>> START Dataset content

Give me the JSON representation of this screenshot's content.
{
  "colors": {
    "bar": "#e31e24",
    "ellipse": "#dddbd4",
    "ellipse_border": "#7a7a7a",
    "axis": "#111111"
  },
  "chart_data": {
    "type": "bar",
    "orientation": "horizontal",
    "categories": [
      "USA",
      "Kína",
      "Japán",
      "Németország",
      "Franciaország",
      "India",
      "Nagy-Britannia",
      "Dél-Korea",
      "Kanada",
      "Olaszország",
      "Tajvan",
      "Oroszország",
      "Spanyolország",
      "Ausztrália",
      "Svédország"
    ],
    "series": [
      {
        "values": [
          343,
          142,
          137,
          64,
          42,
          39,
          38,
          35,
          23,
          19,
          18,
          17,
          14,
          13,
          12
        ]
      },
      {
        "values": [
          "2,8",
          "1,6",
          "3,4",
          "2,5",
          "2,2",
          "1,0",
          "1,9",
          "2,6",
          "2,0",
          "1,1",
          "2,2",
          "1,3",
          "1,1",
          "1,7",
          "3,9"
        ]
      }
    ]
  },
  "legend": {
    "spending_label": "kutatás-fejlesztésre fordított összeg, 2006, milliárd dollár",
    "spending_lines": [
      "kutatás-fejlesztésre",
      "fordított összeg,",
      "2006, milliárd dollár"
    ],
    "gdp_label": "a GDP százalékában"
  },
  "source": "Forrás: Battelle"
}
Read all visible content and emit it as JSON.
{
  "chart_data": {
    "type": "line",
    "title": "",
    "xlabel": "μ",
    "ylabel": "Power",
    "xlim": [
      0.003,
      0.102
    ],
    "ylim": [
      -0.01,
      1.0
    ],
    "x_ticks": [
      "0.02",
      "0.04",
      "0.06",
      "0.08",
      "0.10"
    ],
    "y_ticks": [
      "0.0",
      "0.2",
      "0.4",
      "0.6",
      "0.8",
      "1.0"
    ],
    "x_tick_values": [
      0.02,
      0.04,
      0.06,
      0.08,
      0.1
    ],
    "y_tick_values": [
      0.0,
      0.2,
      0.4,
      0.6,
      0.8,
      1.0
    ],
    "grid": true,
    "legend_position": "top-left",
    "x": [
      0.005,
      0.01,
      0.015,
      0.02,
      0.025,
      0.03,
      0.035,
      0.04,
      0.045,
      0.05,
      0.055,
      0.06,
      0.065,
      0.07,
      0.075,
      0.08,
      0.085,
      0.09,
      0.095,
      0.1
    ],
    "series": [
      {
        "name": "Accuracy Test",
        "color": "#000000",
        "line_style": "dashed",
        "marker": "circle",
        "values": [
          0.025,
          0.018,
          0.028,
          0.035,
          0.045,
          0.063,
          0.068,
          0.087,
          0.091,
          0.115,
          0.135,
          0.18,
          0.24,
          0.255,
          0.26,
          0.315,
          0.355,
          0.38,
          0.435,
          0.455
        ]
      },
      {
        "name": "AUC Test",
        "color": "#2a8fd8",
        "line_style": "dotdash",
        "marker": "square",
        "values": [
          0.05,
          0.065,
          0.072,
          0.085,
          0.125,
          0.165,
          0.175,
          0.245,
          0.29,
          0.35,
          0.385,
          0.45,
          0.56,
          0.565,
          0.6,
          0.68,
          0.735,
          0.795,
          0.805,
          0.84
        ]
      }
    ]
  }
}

>> END Dataset content

◆ The exercise
Nothing may be left out: return each entry exactly as it reads.

◆ Response
Give me the JSON representation of this screenshot's content.
{
  "colors": {
    "bar": "#e31e24",
    "ellipse": "#dddbd4",
    "ellipse_border": "#7a7a7a",
    "axis": "#111111"
  },
  "chart_data": {
    "type": "bar",
    "orientation": "horizontal",
    "categories": [
      "USA",
      "Kína",
      "Japán",
      "Németország",
      "Franciaország",
      "India",
      "Nagy-Britannia",
      "Dél-Korea",
      "Kanada",
      "Olaszország",
      "Tajvan",
      "Oroszország",
      "Spanyolország",
      "Ausztrália",
      "Svédország"
    ],
    "series": [
      {
        "values": [
          343,
          142,
          137,
          64,
          42,
          39,
          38,
          35,
          23,
          19,
          18,
          17,
          14,
          13,
          12
        ]
      },
      {
        "values": [
          "2,8",
          "1,6",
          "3,4",
          "2,5",
          "2,2",
          "1,0",
          "1,9",
          "2,6",
          "2,0",
          "1,1",
          "2,2",
          "1,3",
          "1,1",
          "1,7",
          "3,9"
        ]
      }
    ]
  },
  "legend": {
    "spending_label": "kutatás-fejlesztésre fordított összeg, 2006, milliárd dollár",
    "spending_lines": [
      "kutatás-fejlesztésre",
      "fordított összeg,",
      "2006, milliárd dollár"
    ],
    "gdp_label": "a GDP százalékában"
  },
  "source": "Forrás: Battelle"
}
Read all visible content and emit it as JSON.
{
  "chart_data": {
    "type": "line",
    "title": "",
    "xlabel": "μ",
    "ylabel": "Power",
    "xlim": [
      0.003,
      0.102
    ],
    "ylim": [
      -0.01,
      1.0
    ],
    "x_ticks": [
      "0.02",
      "0.04",
      "0.06",
      "0.08",
      "0.10"
    ],
    "y_ticks": [
      "0.0",
      "0.2",
      "0.4",
      "0.6",
      "0.8",
      "1.0"
    ],
    "x_tick_values": [
      0.02,
      0.04,
      0.06,
      0.08,
      0.1
    ],
    "y_tick_values": [
      0.0,
      0.2,
      0.4,
      0.6,
      0.8,
      1.0
    ],
    "grid": true,
    "legend_position": "top-left",
    "x": [
      0.005,
      0.01,
      0.015,
      0.02,
      0.025,
      0.03,
      0.035,
      0.04,
      0.045,
      0.05,
      0.055,
      0.06,
      0.065,
      0.07,
      0.075,
      0.08,
      0.085,
      0.09,
      0.095,
      0.1
    ],
    "series": [
      {
        "name": "Accuracy Test",
        "color": "#000000",
        "line_style": "dashed",
        "marker": "circle",
        "values": [
          0.025,
          0.018,
          0.028,
          0.035,
          0.045,
          0.063,
          0.068,
          0.087,
          0.091,
          0.115,
          0.135,
          0.18,
          0.24,
          0.255,
          0.26,
          0.315,
          0.355,
          0.38,
          0.435,
          0.455
        ]
      },
      {
        "name": "AUC Test",
        "color": "#2a8fd8",
        "line_style": "dotdash",
        "marker": "square",
        "values": [
          0.05,
          0.065,
          0.072,
          0.085,
          0.125,
          0.165,
          0.175,
          0.245,
          0.29,
          0.35,
          0.385,
          0.45,
          0.56,
          0.565,
          0.6,
          0.68,
          0.735,
          0.795,
          0.805,
          0.84
        ]
      }
    ]
  }
}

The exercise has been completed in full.